Entnimm bitte sämtliche Zeilen unten und gib sie Zeichen für Zeichen unverändert wieder. Lass dabei die Bilder weg.

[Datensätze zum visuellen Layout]
⟨

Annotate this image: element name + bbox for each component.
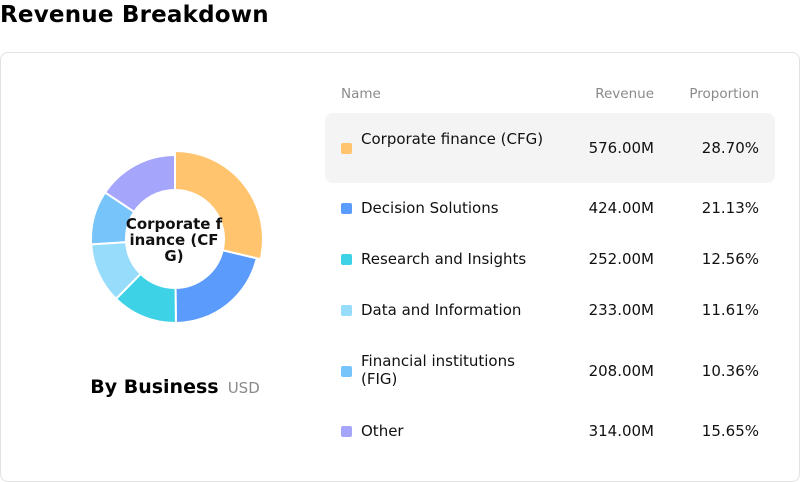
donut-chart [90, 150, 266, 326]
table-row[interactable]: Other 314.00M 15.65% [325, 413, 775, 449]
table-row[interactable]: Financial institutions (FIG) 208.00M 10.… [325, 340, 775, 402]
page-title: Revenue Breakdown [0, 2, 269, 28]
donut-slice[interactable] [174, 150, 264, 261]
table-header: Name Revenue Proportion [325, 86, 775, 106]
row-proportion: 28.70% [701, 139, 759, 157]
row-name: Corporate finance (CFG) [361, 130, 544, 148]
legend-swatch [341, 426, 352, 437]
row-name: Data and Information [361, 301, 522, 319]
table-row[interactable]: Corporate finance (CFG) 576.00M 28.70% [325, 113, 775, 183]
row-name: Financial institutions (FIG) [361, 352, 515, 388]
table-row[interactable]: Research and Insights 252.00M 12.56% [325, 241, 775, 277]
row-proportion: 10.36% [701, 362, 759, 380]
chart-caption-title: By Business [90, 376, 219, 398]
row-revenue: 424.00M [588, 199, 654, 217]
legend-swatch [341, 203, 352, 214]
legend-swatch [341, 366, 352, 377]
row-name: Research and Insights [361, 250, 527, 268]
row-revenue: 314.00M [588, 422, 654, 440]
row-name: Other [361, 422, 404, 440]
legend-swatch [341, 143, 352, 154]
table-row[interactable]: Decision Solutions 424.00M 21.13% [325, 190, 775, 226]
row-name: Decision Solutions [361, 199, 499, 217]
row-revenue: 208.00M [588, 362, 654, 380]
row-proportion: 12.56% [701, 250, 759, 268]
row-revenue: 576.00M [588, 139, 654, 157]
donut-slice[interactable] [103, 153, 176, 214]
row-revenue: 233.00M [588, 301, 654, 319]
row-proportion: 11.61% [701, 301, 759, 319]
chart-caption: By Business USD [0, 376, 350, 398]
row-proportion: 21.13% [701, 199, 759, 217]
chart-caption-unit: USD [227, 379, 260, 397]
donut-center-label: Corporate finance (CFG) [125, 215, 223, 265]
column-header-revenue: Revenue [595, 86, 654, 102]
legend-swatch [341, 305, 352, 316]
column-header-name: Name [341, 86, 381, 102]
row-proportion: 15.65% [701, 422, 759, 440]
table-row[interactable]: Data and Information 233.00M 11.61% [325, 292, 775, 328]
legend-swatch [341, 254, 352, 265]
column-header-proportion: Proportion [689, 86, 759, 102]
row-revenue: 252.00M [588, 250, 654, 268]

⟩

_Ergebnis der Übung_.
Annotate this image: element name + bbox for each component.
donut-chart [90, 150, 266, 326]
table-row[interactable]: Other 314.00M 15.65% [325, 413, 775, 449]
table-row[interactable]: Financial institutions (FIG) 208.00M 10.… [325, 340, 775, 402]
page-title: Revenue Breakdown [0, 2, 269, 28]
donut-slice[interactable] [174, 150, 264, 261]
table-header: Name Revenue Proportion [325, 86, 775, 106]
row-proportion: 28.70% [701, 139, 759, 157]
row-name: Corporate finance (CFG) [361, 130, 544, 148]
legend-swatch [341, 426, 352, 437]
row-name: Data and Information [361, 301, 522, 319]
table-row[interactable]: Corporate finance (CFG) 576.00M 28.70% [325, 113, 775, 183]
row-name: Financial institutions (FIG) [361, 352, 515, 388]
table-row[interactable]: Research and Insights 252.00M 12.56% [325, 241, 775, 277]
row-proportion: 10.36% [701, 362, 759, 380]
chart-caption-title: By Business [90, 376, 219, 398]
row-revenue: 424.00M [588, 199, 654, 217]
legend-swatch [341, 203, 352, 214]
legend-swatch [341, 366, 352, 377]
row-name: Research and Insights [361, 250, 527, 268]
row-revenue: 314.00M [588, 422, 654, 440]
row-name: Other [361, 422, 404, 440]
legend-swatch [341, 143, 352, 154]
table-row[interactable]: Decision Solutions 424.00M 21.13% [325, 190, 775, 226]
row-name: Decision Solutions [361, 199, 499, 217]
row-revenue: 208.00M [588, 362, 654, 380]
row-proportion: 12.56% [701, 250, 759, 268]
row-revenue: 576.00M [588, 139, 654, 157]
donut-slice[interactable] [103, 153, 176, 214]
row-revenue: 233.00M [588, 301, 654, 319]
row-proportion: 11.61% [701, 301, 759, 319]
chart-caption: By Business USD [0, 376, 350, 398]
row-proportion: 21.13% [701, 199, 759, 217]
chart-caption-unit: USD [227, 379, 260, 397]
donut-center-label: Corporate finance (CFG) [125, 215, 223, 265]
column-header-revenue: Revenue [595, 86, 654, 102]
legend-swatch [341, 305, 352, 316]
column-header-name: Name [341, 86, 381, 102]
row-proportion: 15.65% [701, 422, 759, 440]
table-row[interactable]: Data and Information 233.00M 11.61% [325, 292, 775, 328]
legend-swatch [341, 254, 352, 265]
column-header-proportion: Proportion [689, 86, 759, 102]
row-revenue: 252.00M [588, 250, 654, 268]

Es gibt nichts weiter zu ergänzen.